What you should do: In the entries below, find every line holding the string "Nowej" and collect it.
##############################
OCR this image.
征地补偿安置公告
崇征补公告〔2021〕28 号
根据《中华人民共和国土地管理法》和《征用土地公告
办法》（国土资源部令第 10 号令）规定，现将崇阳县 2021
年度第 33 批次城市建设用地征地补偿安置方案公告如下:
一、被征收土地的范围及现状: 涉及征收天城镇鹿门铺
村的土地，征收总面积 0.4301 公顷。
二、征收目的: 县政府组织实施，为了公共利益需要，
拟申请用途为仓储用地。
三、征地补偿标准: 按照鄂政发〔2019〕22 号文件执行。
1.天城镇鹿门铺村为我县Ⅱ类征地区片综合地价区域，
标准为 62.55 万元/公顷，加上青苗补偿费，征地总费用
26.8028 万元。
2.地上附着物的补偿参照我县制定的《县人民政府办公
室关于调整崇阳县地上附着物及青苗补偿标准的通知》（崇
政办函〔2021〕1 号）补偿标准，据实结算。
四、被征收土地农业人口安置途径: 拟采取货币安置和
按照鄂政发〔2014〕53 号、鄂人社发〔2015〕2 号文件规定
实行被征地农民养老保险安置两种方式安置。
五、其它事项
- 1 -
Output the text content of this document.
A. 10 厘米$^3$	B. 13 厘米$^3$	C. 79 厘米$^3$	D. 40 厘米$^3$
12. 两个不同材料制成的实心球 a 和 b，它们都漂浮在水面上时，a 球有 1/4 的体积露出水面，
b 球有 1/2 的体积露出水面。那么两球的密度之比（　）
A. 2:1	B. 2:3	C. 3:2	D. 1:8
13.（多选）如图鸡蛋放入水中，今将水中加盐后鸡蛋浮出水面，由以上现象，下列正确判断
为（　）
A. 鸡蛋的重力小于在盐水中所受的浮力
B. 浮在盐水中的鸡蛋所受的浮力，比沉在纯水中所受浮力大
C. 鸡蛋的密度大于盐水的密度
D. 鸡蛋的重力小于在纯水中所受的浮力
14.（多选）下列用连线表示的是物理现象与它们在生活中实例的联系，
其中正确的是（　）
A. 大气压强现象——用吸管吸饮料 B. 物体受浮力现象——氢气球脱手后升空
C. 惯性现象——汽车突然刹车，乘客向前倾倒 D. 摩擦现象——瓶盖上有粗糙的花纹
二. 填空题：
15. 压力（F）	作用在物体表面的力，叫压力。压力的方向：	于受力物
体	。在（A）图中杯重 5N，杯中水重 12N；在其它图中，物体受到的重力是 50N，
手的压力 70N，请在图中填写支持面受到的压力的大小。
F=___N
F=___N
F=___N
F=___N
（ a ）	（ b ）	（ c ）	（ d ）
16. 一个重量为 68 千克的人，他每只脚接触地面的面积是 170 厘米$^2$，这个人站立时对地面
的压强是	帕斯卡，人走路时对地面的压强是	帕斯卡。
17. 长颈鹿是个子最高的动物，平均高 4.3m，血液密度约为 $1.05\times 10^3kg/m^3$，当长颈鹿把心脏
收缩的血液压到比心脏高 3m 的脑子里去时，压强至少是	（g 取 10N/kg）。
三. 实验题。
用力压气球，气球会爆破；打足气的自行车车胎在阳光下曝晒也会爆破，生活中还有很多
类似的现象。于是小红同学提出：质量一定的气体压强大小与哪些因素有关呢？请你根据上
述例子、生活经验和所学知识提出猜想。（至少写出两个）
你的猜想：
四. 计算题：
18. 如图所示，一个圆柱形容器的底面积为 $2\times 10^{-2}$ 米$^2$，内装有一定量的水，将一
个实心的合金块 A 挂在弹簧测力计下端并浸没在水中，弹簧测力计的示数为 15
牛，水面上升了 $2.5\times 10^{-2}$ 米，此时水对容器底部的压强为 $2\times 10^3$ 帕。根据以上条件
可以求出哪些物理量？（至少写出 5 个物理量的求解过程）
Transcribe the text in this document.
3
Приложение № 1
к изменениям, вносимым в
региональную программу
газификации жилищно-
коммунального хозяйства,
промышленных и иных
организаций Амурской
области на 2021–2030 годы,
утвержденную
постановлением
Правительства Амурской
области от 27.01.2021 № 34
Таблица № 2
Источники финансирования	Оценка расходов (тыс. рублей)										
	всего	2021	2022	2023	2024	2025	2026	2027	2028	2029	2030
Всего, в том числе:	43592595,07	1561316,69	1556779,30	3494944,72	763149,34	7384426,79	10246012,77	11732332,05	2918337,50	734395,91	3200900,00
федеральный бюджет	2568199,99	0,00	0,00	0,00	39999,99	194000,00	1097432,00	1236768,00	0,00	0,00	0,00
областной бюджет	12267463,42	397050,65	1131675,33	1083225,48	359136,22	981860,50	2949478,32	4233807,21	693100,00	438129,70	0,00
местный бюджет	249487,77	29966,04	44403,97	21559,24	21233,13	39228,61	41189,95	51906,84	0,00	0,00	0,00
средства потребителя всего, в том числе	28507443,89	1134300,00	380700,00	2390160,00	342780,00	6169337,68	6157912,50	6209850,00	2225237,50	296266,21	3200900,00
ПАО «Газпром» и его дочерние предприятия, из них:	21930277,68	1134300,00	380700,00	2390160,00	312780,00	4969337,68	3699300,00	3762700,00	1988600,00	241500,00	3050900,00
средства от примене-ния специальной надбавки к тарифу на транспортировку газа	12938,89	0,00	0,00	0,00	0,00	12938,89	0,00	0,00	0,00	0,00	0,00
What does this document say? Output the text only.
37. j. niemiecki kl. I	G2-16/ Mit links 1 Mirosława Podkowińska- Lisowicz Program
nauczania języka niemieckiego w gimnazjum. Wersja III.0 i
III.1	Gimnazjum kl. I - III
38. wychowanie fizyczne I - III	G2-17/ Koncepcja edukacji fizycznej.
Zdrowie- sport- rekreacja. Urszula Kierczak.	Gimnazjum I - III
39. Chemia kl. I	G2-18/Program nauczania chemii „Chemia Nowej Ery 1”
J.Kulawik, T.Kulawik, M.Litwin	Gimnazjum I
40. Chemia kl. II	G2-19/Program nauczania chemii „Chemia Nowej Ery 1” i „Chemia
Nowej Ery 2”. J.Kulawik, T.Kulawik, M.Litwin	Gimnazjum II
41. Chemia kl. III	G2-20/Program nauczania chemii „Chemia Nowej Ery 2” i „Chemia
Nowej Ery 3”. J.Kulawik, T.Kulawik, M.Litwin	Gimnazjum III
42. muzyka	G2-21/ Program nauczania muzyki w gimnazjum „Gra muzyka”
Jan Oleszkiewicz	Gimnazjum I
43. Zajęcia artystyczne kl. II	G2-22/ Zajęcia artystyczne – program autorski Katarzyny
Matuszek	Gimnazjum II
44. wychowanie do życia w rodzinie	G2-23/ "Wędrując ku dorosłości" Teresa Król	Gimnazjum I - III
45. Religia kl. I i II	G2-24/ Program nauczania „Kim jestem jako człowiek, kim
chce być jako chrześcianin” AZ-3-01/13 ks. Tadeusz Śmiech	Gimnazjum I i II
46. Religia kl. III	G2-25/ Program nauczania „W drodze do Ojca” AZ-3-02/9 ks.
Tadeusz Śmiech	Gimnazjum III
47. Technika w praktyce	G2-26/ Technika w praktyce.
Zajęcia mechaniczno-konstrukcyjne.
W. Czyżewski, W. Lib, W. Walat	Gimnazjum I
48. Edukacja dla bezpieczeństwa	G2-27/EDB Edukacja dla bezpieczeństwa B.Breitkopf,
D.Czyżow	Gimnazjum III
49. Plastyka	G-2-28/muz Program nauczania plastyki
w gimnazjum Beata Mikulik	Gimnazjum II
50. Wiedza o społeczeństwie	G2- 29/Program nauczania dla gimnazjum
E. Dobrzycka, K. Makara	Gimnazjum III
##############################
Complete output:
39. Chemia kl. I	G2-18/Program nauczania chemii „Chemia Nowej Ery 1”
40. Chemia kl. II	G2-19/Program nauczania chemii „Chemia Nowej Ery 1” i „Chemia
Nowej Ery 2”. J.Kulawik, T.Kulawik, M.Litwin	Gimnazjum II
41. Chemia kl. III	G2-20/Program nauczania chemii „Chemia Nowej Ery 2” i „Chemia
Nowej Ery 3”. J.Kulawik, T.Kulawik, M.Litwin	Gimnazjum III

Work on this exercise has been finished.